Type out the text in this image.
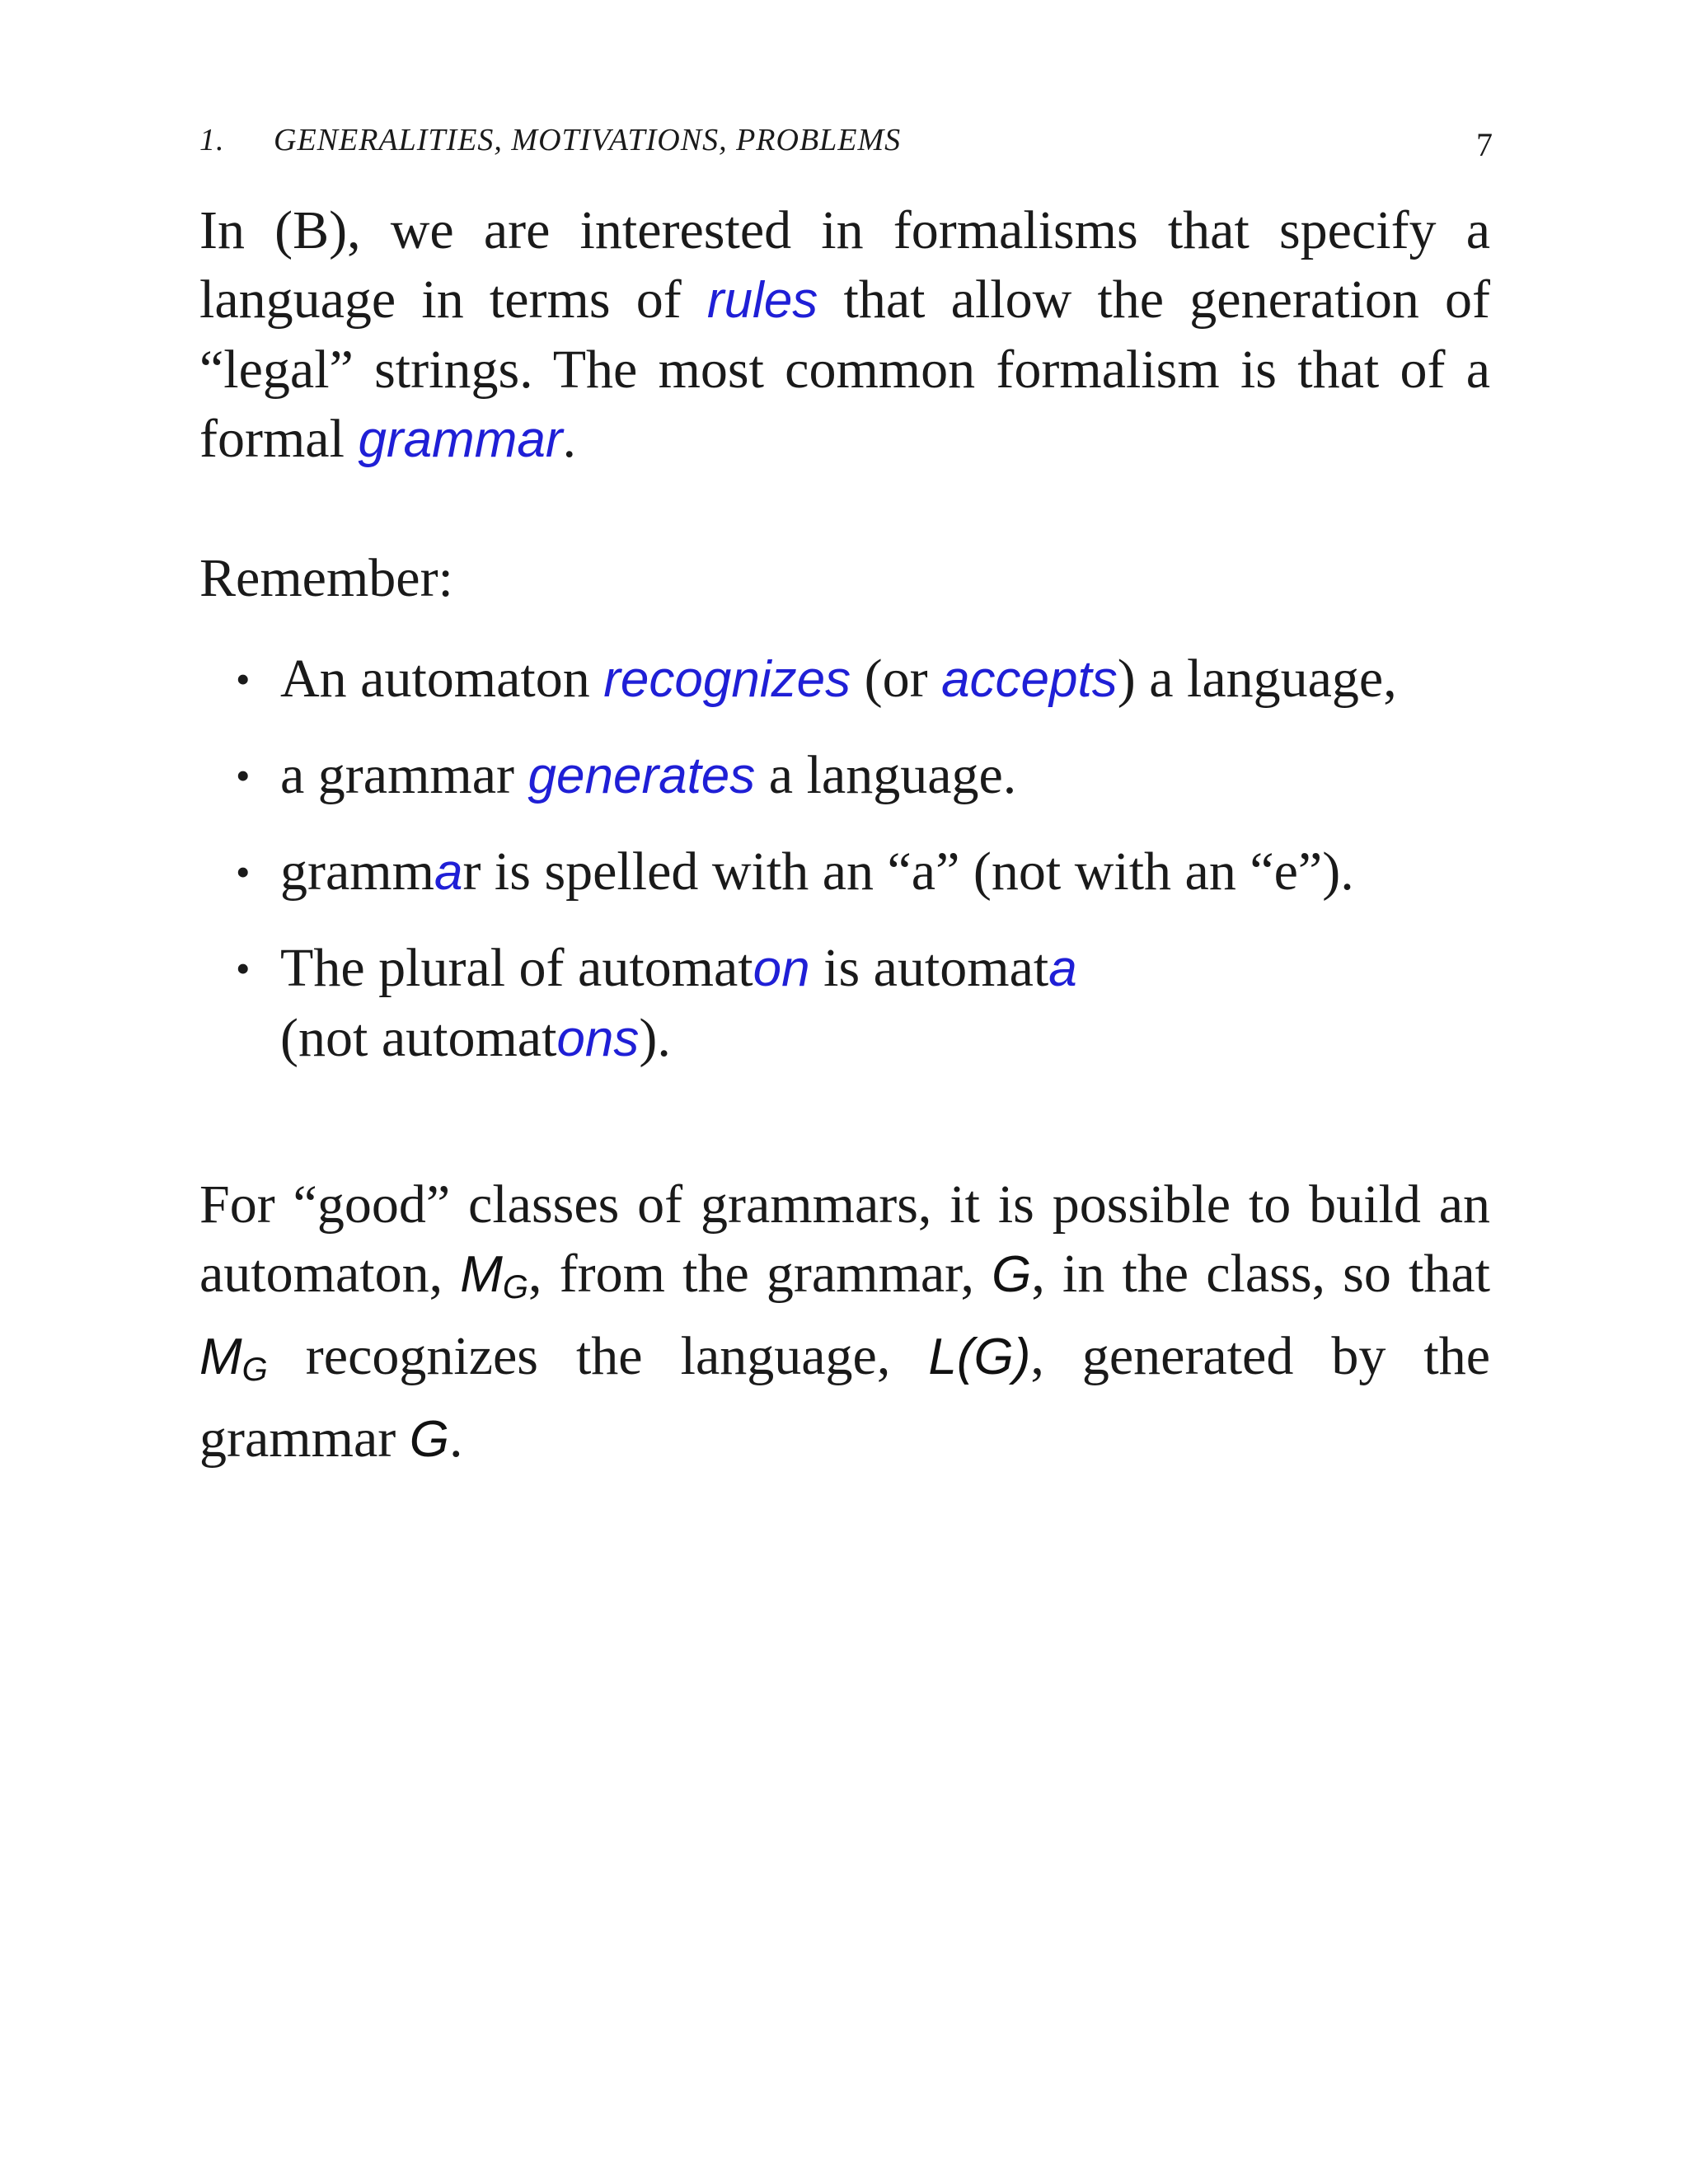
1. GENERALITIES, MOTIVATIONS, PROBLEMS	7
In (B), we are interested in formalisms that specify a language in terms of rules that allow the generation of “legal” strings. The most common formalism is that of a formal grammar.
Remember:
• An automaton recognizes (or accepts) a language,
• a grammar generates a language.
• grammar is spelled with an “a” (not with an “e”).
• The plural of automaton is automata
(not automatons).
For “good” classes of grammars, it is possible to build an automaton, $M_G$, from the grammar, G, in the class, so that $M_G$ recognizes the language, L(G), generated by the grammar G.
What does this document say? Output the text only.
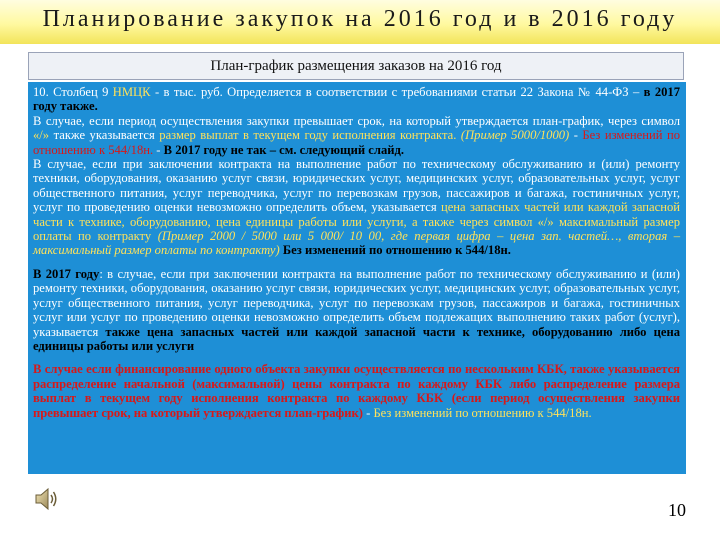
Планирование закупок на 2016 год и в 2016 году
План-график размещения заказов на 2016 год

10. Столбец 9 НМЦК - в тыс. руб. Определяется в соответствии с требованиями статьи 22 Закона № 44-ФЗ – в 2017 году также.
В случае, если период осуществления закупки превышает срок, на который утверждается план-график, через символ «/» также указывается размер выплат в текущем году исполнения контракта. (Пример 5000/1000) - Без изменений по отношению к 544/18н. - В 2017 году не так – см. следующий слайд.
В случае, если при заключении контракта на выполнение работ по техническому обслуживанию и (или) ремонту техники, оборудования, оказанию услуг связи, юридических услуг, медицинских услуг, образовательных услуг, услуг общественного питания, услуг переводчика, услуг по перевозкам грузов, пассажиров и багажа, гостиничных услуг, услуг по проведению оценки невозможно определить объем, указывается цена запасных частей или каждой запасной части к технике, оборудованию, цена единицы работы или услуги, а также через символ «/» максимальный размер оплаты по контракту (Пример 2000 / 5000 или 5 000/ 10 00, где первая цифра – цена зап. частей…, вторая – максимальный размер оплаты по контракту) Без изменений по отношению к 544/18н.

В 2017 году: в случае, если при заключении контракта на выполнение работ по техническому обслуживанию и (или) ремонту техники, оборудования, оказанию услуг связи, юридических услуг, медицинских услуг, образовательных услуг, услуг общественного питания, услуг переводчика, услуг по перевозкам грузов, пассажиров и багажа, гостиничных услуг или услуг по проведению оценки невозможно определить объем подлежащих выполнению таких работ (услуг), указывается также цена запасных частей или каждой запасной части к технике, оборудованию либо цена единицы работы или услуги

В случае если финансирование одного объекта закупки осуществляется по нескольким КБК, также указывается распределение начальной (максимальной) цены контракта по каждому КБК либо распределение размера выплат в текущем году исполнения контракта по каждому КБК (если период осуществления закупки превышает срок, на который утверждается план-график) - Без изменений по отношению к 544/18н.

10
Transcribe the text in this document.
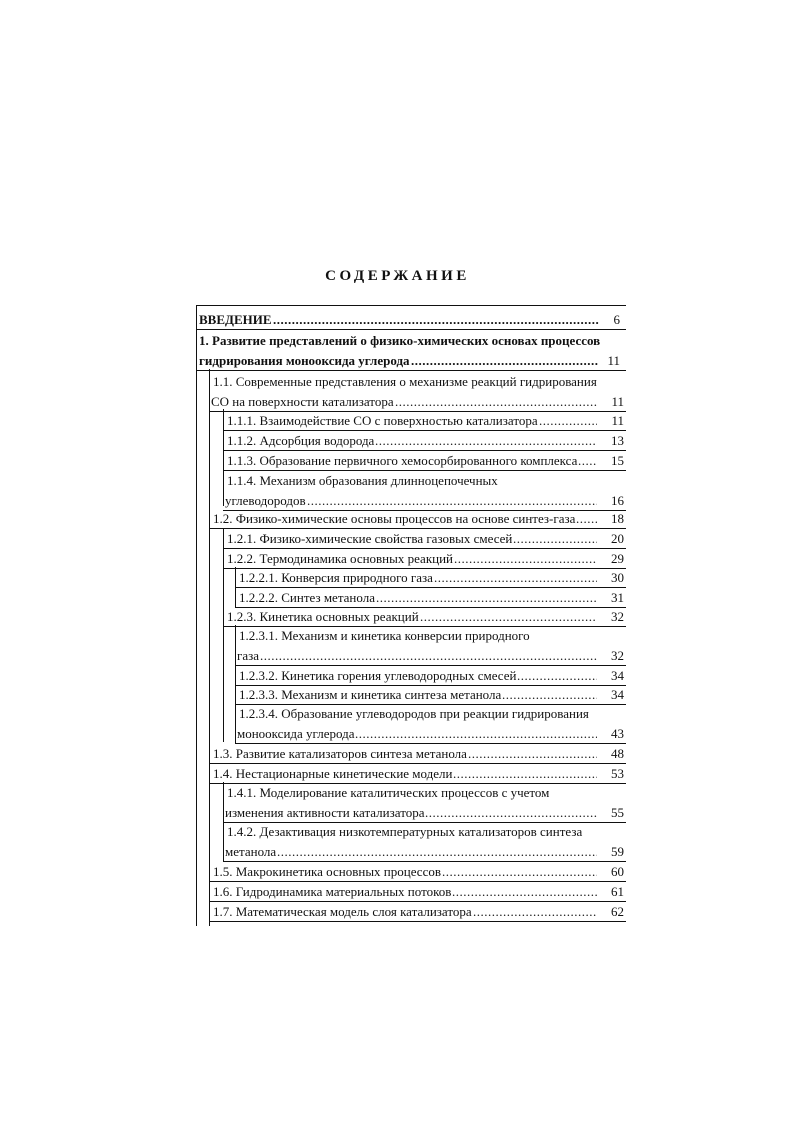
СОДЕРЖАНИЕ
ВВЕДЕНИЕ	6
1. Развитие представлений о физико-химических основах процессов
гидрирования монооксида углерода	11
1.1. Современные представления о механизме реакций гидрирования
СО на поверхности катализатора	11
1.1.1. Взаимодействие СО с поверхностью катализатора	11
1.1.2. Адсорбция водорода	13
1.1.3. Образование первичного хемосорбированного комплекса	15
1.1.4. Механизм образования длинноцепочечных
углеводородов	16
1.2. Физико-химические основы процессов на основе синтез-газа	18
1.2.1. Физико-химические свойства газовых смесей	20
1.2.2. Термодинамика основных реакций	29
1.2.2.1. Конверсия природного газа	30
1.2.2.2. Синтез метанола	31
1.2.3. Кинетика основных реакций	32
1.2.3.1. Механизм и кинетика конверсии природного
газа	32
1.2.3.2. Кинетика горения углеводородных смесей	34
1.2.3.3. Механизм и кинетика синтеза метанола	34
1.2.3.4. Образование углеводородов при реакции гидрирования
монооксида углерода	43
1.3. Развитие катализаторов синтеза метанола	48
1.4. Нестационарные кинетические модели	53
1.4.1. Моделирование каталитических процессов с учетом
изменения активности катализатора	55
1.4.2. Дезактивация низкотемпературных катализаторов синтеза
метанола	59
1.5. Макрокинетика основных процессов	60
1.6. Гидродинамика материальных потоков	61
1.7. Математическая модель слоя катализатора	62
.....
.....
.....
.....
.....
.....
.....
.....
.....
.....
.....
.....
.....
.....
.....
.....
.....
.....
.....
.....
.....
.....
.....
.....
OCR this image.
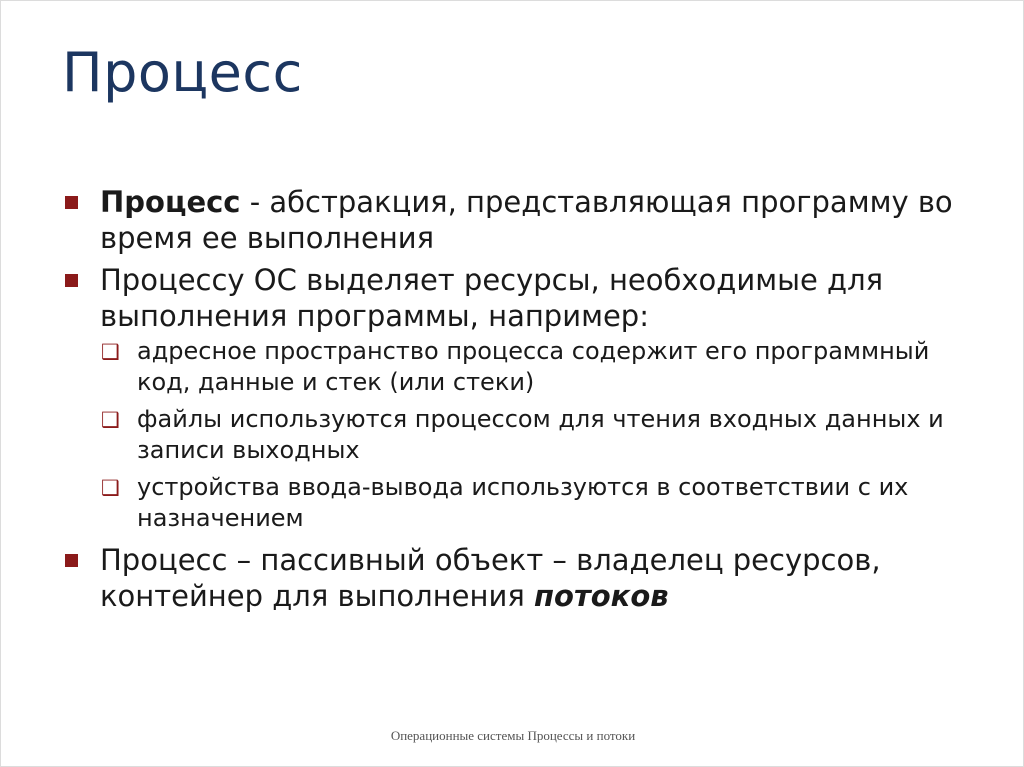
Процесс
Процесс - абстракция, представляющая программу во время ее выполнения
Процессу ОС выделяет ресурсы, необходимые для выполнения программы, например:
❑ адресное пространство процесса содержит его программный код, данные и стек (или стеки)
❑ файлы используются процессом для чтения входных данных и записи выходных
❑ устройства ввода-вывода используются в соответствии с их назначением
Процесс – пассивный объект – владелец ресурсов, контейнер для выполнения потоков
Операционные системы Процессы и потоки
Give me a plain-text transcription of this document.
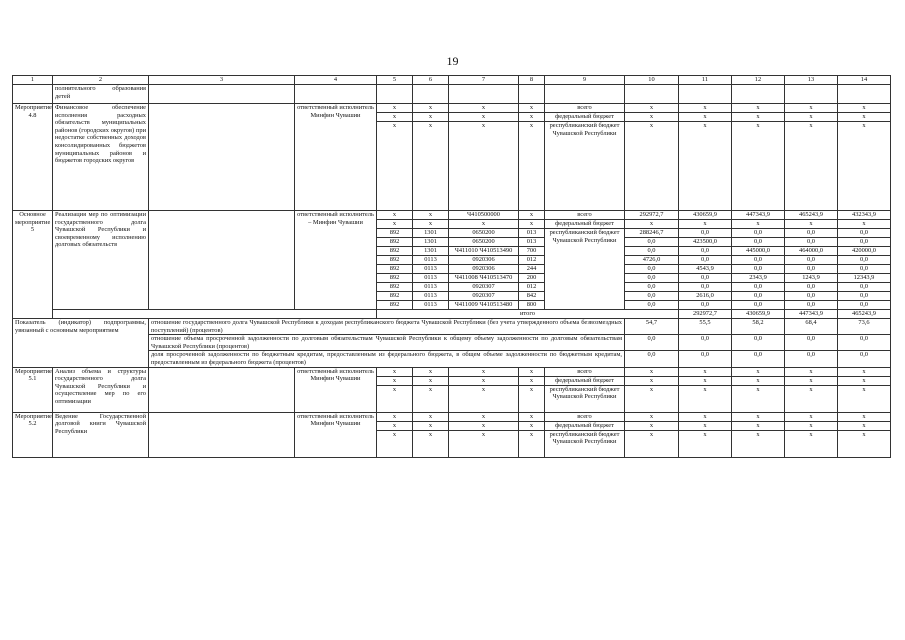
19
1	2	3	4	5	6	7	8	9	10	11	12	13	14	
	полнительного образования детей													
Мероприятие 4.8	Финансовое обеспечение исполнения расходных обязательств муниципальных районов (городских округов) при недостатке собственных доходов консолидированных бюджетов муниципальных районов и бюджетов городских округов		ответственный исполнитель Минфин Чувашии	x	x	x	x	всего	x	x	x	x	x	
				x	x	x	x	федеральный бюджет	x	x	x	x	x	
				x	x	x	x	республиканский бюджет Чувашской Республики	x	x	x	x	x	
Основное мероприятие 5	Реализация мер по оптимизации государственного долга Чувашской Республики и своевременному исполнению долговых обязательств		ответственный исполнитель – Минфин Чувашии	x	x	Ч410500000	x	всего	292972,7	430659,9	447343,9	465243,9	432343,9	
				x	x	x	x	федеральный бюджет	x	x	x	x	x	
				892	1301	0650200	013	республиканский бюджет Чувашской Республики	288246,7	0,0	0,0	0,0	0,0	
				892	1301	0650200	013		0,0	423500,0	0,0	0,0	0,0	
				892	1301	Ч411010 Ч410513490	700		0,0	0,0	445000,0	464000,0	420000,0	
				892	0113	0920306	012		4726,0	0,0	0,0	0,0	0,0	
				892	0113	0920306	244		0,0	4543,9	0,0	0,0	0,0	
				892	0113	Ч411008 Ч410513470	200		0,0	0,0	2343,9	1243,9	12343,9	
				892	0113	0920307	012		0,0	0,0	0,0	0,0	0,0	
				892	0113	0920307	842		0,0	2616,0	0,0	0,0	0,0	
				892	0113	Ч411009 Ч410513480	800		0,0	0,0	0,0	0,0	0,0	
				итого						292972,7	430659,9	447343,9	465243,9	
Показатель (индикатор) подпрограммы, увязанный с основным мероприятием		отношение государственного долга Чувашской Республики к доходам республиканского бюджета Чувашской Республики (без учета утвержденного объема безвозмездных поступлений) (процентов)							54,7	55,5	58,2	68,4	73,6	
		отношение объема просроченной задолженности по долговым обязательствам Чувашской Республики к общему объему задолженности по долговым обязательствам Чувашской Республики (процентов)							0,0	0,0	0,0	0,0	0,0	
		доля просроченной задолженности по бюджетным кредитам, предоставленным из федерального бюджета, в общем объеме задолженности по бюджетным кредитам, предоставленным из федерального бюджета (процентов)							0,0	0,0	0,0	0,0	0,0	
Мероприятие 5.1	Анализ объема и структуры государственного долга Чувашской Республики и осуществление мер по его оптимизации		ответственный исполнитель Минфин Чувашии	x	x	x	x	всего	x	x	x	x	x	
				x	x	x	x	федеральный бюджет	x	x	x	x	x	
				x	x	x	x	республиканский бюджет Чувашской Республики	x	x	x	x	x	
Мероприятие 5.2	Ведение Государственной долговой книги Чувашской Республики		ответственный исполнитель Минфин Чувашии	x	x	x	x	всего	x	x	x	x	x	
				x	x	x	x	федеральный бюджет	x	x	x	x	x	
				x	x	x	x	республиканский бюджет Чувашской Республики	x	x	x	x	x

■ ■ ■ ■ ■ ■ ■

> Do this
Scan the records above for the string "смесей", then report every line that contains it.

> Task answer
1.2.1. Физико-химические свойства газовых смесей	20
1.2.3.2. Кинетика горения углеводородных смесей	34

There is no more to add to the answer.